WORK INSTRUCTION>
Word for word, restate every entry that follows.

RECORDED INFORMATION>
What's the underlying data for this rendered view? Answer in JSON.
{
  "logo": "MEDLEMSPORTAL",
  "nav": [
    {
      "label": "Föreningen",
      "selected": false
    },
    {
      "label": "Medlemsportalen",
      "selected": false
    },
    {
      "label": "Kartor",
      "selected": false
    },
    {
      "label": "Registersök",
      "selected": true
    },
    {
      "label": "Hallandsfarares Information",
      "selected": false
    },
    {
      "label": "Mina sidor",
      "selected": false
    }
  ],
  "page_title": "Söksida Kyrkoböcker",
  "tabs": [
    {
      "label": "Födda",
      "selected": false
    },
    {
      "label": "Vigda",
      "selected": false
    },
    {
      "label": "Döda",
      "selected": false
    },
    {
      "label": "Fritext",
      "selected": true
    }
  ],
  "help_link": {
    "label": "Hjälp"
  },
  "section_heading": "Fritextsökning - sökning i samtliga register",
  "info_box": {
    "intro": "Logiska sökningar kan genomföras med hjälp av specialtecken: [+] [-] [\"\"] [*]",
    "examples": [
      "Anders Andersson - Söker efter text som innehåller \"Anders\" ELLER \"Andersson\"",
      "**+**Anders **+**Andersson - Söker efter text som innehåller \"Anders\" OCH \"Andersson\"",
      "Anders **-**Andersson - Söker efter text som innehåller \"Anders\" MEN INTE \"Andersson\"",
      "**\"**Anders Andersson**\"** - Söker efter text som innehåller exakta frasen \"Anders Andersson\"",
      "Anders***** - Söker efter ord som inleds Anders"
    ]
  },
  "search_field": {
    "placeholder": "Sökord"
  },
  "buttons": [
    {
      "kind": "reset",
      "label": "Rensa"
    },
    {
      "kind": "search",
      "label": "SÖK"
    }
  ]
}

SOLUTION>
What's the underlying data for this rendered view? Answer in JSON.
{
  "logo": "MEDLEMSPORTAL",
  "nav": [
    {
      "label": "Föreningen",
      "selected": false
    },
    {
      "label": "Medlemsportalen",
      "selected": false
    },
    {
      "label": "Kartor",
      "selected": false
    },
    {
      "label": "Registersök",
      "selected": true
    },
    {
      "label": "Hallandsfarares Information",
      "selected": false
    },
    {
      "label": "Mina sidor",
      "selected": false
    }
  ],
  "page_title": "Söksida Kyrkoböcker",
  "tabs": [
    {
      "label": "Födda",
      "selected": false
    },
    {
      "label": "Vigda",
      "selected": false
    },
    {
      "label": "Döda",
      "selected": false
    },
    {
      "label": "Fritext",
      "selected": true
    }
  ],
  "help_link": {
    "label": "Hjälp"
  },
  "section_heading": "Fritextsökning - sökning i samtliga register",
  "info_box": {
    "intro": "Logiska sökningar kan genomföras med hjälp av specialtecken: [+] [-] [\"\"] [*]",
    "examples": [
      "Anders Andersson - Söker efter text som innehåller \"Anders\" ELLER \"Andersson\"",
      "**+**Anders **+**Andersson - Söker efter text som innehåller \"Anders\" OCH \"Andersson\"",
      "Anders **-**Andersson - Söker efter text som innehåller \"Anders\" MEN INTE \"Andersson\"",
      "**\"**Anders Andersson**\"** - Söker efter text som innehåller exakta frasen \"Anders Andersson\"",
      "Anders***** - Söker efter ord som inleds Anders"
    ]
  },
  "search_field": {
    "placeholder": "Sökord"
  },
  "buttons": [
    {
      "kind": "reset",
      "label": "Rensa"
    },
    {
      "kind": "search",
      "label": "SÖK"
    }
  ]
}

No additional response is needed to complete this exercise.